> **Aim of the task**
Give only the number of lines in the records below that contain the word "Aktywny".

> **Input material**

--- begin ---

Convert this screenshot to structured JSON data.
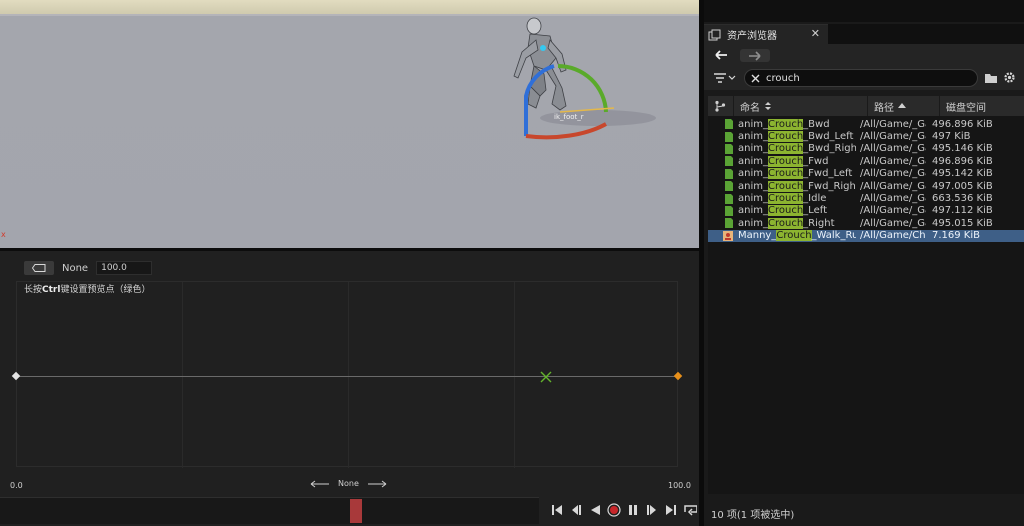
{
  "viewport": {
    "bone_label": "ik_foot_r",
    "axis_marker": "x"
  },
  "blend_space": {
    "parameter_name": "None",
    "parameter_value": "100.0",
    "hint_prefix": "长按",
    "hint_key": "Ctrl",
    "hint_suffix": "键设置预览点（绿色）",
    "axis_min": "0.0",
    "axis_max": "100.0",
    "axis_name": "None",
    "preview_fraction": 0.8
  },
  "timeline": {
    "playhead_fraction": 0.66
  },
  "content_browser": {
    "tab_title": "资产浏览器",
    "tab_close": "✕",
    "search_query": "crouch",
    "columns": {
      "name": "命名",
      "path": "路径",
      "size": "磁盘空间"
    },
    "assets": [
      {
        "pre": "anim_",
        "match": "Crouch",
        "post": "_Bwd",
        "path": "/All/Game/_Ga",
        "size": "496.896 KiB",
        "type": "animation",
        "selected": false
      },
      {
        "pre": "anim_",
        "match": "Crouch",
        "post": "_Bwd_Left",
        "path": "/All/Game/_Ga",
        "size": "497 KiB",
        "type": "animation",
        "selected": false
      },
      {
        "pre": "anim_",
        "match": "Crouch",
        "post": "_Bwd_Right",
        "path": "/All/Game/_Ga",
        "size": "495.146 KiB",
        "type": "animation",
        "selected": false
      },
      {
        "pre": "anim_",
        "match": "Crouch",
        "post": "_Fwd",
        "path": "/All/Game/_Ga",
        "size": "496.896 KiB",
        "type": "animation",
        "selected": false
      },
      {
        "pre": "anim_",
        "match": "Crouch",
        "post": "_Fwd_Left",
        "path": "/All/Game/_Ga",
        "size": "495.142 KiB",
        "type": "animation",
        "selected": false
      },
      {
        "pre": "anim_",
        "match": "Crouch",
        "post": "_Fwd_Right",
        "path": "/All/Game/_Ga",
        "size": "497.005 KiB",
        "type": "animation",
        "selected": false
      },
      {
        "pre": "anim_",
        "match": "Crouch",
        "post": "_Idle",
        "path": "/All/Game/_Ga",
        "size": "663.536 KiB",
        "type": "animation",
        "selected": false
      },
      {
        "pre": "anim_",
        "match": "Crouch",
        "post": "_Left",
        "path": "/All/Game/_Ga",
        "size": "497.112 KiB",
        "type": "animation",
        "selected": false
      },
      {
        "pre": "anim_",
        "match": "Crouch",
        "post": "_Right",
        "path": "/All/Game/_Ga",
        "size": "495.015 KiB",
        "type": "animation",
        "selected": false
      },
      {
        "pre": "Manny_",
        "match": "Crouch",
        "post": "_Walk_Run",
        "path": "/All/Game/Ch",
        "size": "7.169 KiB",
        "type": "blendspace",
        "selected": true
      }
    ],
    "status": "10 项(1 项被选中)",
    "colors": {
      "highlight": "#8cb430",
      "selection": "#3e5f87",
      "anim_icon": "#5aa335"
    }
  }
}
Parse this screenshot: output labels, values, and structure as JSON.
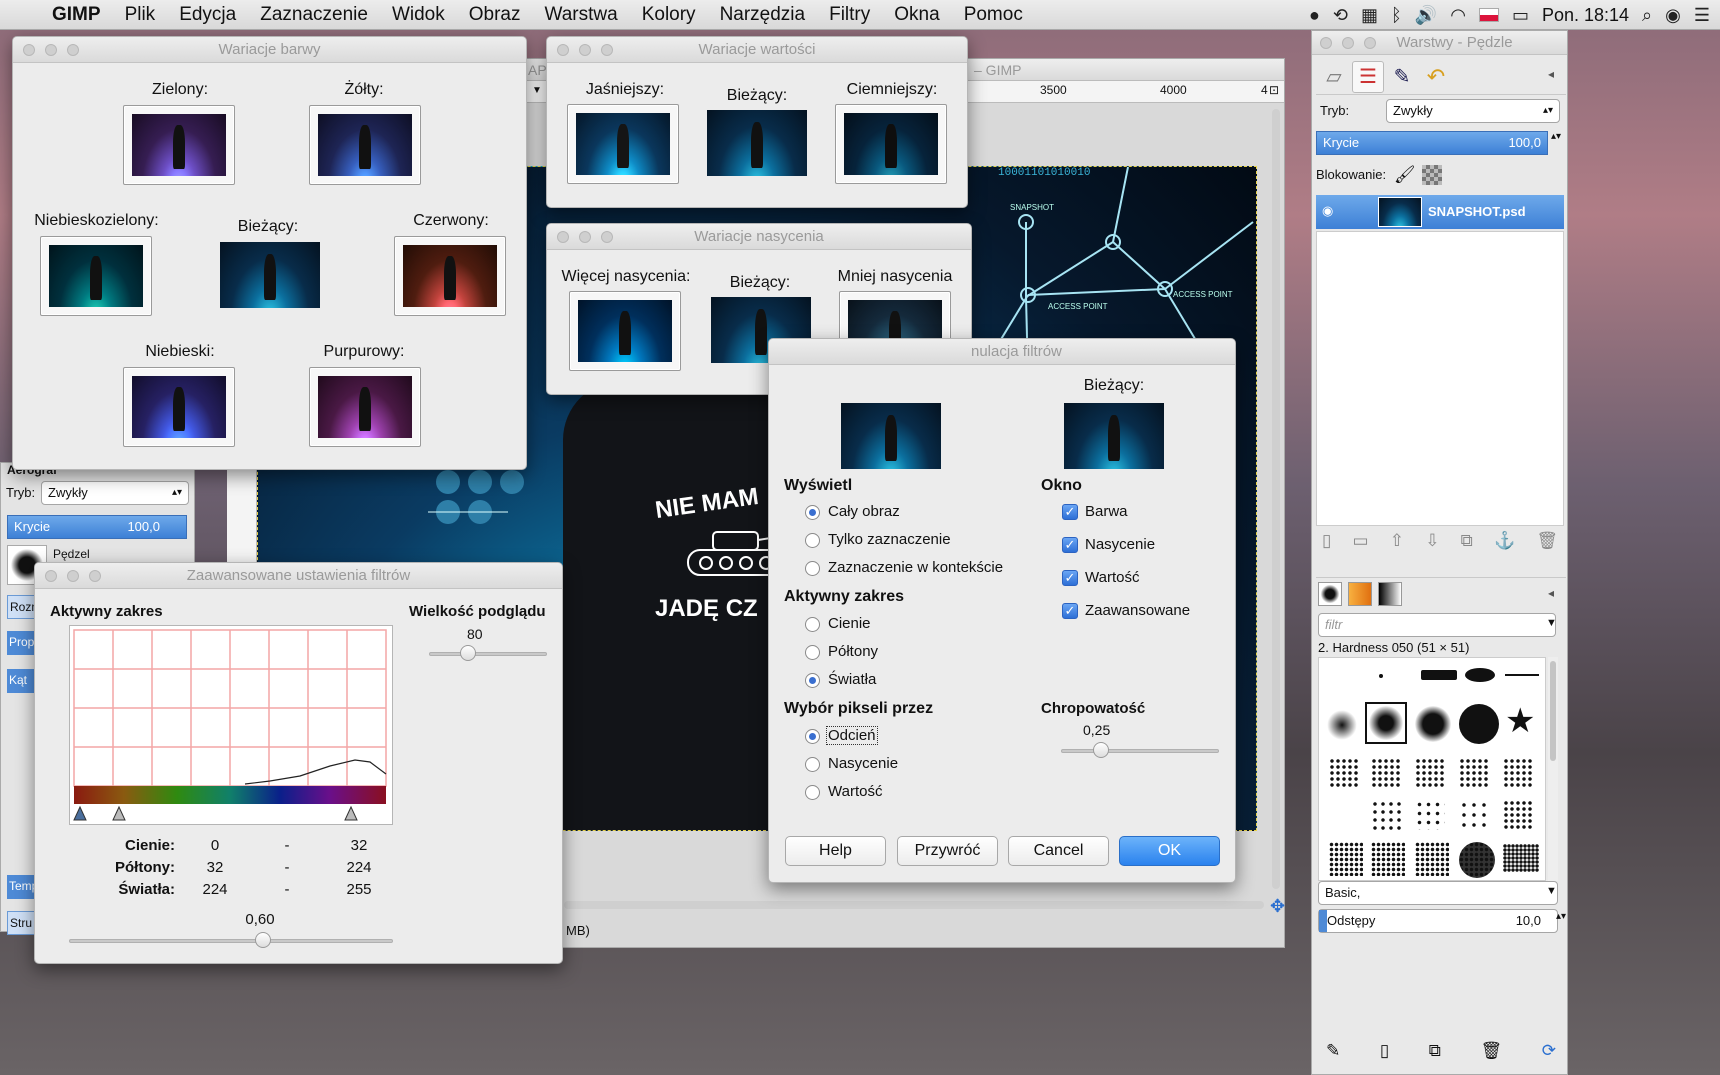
{
  "menubar": {
    "app": "GIMP",
    "items": [
      "Plik",
      "Edycja",
      "Zaznaczenie",
      "Widok",
      "Obraz",
      "Warstwa",
      "Kolory",
      "Narzędzia",
      "Filtry",
      "Okna",
      "Pomoc"
    ],
    "clock": "Pon. 18:14",
    "status_icons": [
      "record-icon",
      "time-machine-icon",
      "keyboard-icon",
      "bluetooth-icon",
      "volume-icon",
      "wifi-icon",
      "flag-pl-icon",
      "battery-icon",
      "search-icon",
      "user-icon",
      "list-icon"
    ]
  },
  "image_window": {
    "title": "– GIMP",
    "title_prefix": "AP",
    "ruler_3500": "3500",
    "ruler_4000": "4000",
    "ruler_end": "4",
    "status_partial": "MB)",
    "shirt_line1": "NIE MAM",
    "shirt_line2": "JADĘ CZ",
    "canvas_text_1": "SNAPSHOT",
    "canvas_text_2": "ACCESS POINT",
    "canvas_text_3": "ACCESS POINT",
    "canvas_binary": "10001101010010"
  },
  "hue_variations": {
    "title": "Wariacje barwy",
    "green": "Zielony:",
    "yellow": "Żółty:",
    "cyan": "Niebieskozielony:",
    "current": "Bieżący:",
    "red": "Czerwony:",
    "blue": "Niebieski:",
    "magenta": "Purpurowy:"
  },
  "value_variations": {
    "title": "Wariacje wartości",
    "lighter": "Jaśniejszy:",
    "current": "Bieżący:",
    "darker": "Ciemniejszy:"
  },
  "saturation_variations": {
    "title": "Wariacje nasycenia",
    "more": "Więcej nasycenia:",
    "current": "Bieżący:",
    "less": "Mniej nasycenia"
  },
  "filter_pack": {
    "title_partial": "nulacja filtrów",
    "current": "Bieżący:",
    "show_heading": "Wyświetl",
    "show_options": [
      "Cały obraz",
      "Tylko zaznaczenie",
      "Zaznaczenie w kontekście"
    ],
    "show_selected": 0,
    "window_heading": "Okno",
    "window_options": [
      "Barwa",
      "Nasycenie",
      "Wartość",
      "Zaawansowane"
    ],
    "range_heading": "Aktywny zakres",
    "range_options": [
      "Cienie",
      "Półtony",
      "Światła"
    ],
    "range_selected": 2,
    "select_heading": "Wybór pikseli przez",
    "select_options": [
      "Odcień",
      "Nasycenie",
      "Wartość"
    ],
    "select_selected": 0,
    "roughness_heading": "Chropowatość",
    "roughness_value": "0,25",
    "roughness": 0.25,
    "buttons": {
      "help": "Help",
      "reset": "Przywróć",
      "cancel": "Cancel",
      "ok": "OK"
    }
  },
  "advanced": {
    "title": "Zaawansowane ustawienia filtrów",
    "active_range": "Aktywny zakres",
    "preview_size_label": "Wielkość podglądu",
    "preview_size_value": "80",
    "preview_size": 0.33,
    "rows": [
      {
        "name": "Cienie:",
        "from": "0",
        "dash": "-",
        "to": "32"
      },
      {
        "name": "Półtony:",
        "from": "32",
        "dash": "-",
        "to": "224"
      },
      {
        "name": "Światła:",
        "from": "224",
        "dash": "-",
        "to": "255"
      }
    ],
    "gamma_value": "0,60",
    "gamma": 0.6
  },
  "toolbox": {
    "tool_name": "Aerograf",
    "mode_label": "Tryb:",
    "mode_value": "Zwykły",
    "opacity_label": "Krycie",
    "opacity_value": "100,0",
    "brush_label": "Pędzel",
    "size_label": "Rozm",
    "ratio_label": "Prop",
    "angle_label": "Kąt",
    "temp_label": "Temp",
    "stroke_label": "Stru"
  },
  "layers_dock": {
    "title": "Warstwy - Pędzle",
    "mode_label": "Tryb:",
    "mode_value": "Zwykły",
    "opacity_label": "Krycie",
    "opacity_value": "100,0",
    "lock_label": "Blokowanie:",
    "layer_name": "SNAPSHOT.psd",
    "filter_placeholder": "filtr",
    "brush_name": "2. Hardness 050 (51 × 51)",
    "tag_value": "Basic,",
    "spacing_label": "Odstępy",
    "spacing_value": "10,0"
  }
}
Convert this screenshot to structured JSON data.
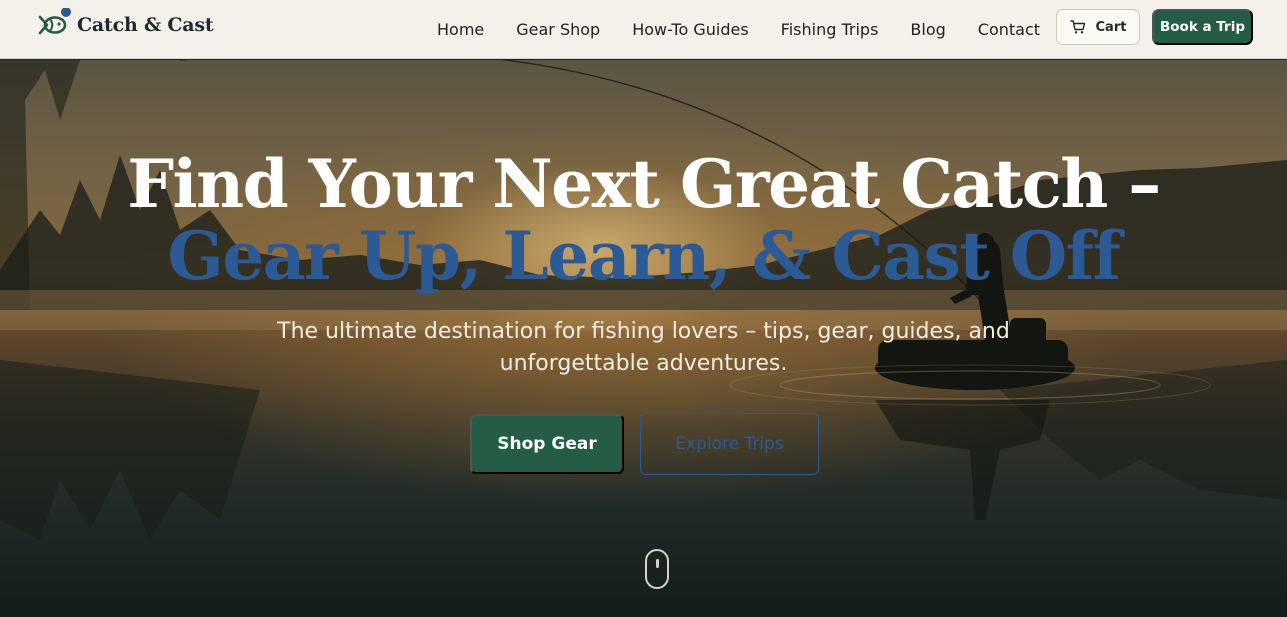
{
  "brand": {
    "name": "Catch & Cast",
    "logo_icon": "fish-logo-icon",
    "accent_color": "#245c45",
    "secondary_color": "#2c5a94"
  },
  "nav": {
    "links": [
      "Home",
      "Gear Shop",
      "How-To Guides",
      "Fishing Trips",
      "Blog",
      "Contact"
    ],
    "cart_label": "Cart",
    "cart_icon": "cart-icon",
    "cta_label": "Book a Trip"
  },
  "hero": {
    "headline_line1": "Find Your Next Great Catch –",
    "headline_line2": "Gear Up, Learn, & Cast Off",
    "subtext_line1": "The ultimate destination for fishing lovers – tips, gear, guides, and",
    "subtext_line2": "unforgettable adventures.",
    "primary_button": "Shop Gear",
    "secondary_button": "Explore Trips",
    "scroll_icon": "mouse-scroll-icon"
  }
}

--- end ---

> **Response**
2